§ **Short task**
Quote the data below in full, please, without altering anything.

Records from a dataset
##############################

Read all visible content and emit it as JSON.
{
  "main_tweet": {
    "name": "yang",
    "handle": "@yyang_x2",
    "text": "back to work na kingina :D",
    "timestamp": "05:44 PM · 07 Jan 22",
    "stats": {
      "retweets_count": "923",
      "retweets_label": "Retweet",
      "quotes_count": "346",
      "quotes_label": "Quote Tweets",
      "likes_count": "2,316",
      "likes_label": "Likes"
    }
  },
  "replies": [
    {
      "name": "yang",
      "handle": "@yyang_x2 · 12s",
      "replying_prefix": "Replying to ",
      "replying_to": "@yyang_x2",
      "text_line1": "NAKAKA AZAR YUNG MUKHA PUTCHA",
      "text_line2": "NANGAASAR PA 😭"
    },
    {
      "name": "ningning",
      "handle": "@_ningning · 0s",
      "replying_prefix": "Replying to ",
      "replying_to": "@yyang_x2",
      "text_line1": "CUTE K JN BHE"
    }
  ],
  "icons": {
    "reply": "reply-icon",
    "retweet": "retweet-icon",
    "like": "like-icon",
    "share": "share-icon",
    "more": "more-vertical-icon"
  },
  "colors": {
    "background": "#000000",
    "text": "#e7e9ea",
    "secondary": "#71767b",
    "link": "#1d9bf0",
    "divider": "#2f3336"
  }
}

##############################

§ **Output for this exercise**
Read all visible content and emit it as JSON.
{
  "main_tweet": {
    "name": "yang",
    "handle": "@yyang_x2",
    "text": "back to work na kingina :D",
    "timestamp": "05:44 PM · 07 Jan 22",
    "stats": {
      "retweets_count": "923",
      "retweets_label": "Retweet",
      "quotes_count": "346",
      "quotes_label": "Quote Tweets",
      "likes_count": "2,316",
      "likes_label": "Likes"
    }
  },
  "replies": [
    {
      "name": "yang",
      "handle": "@yyang_x2 · 12s",
      "replying_prefix": "Replying to ",
      "replying_to": "@yyang_x2",
      "text_line1": "NAKAKA AZAR YUNG MUKHA PUTCHA",
      "text_line2": "NANGAASAR PA 😭"
    },
    {
      "name": "ningning",
      "handle": "@_ningning · 0s",
      "replying_prefix": "Replying to ",
      "replying_to": "@yyang_x2",
      "text_line1": "CUTE K JN BHE"
    }
  ],
  "icons": {
    "reply": "reply-icon",
    "retweet": "retweet-icon",
    "like": "like-icon",
    "share": "share-icon",
    "more": "more-vertical-icon"
  },
  "colors": {
    "background": "#000000",
    "text": "#e7e9ea",
    "secondary": "#71767b",
    "link": "#1d9bf0",
    "divider": "#2f3336"
  }
}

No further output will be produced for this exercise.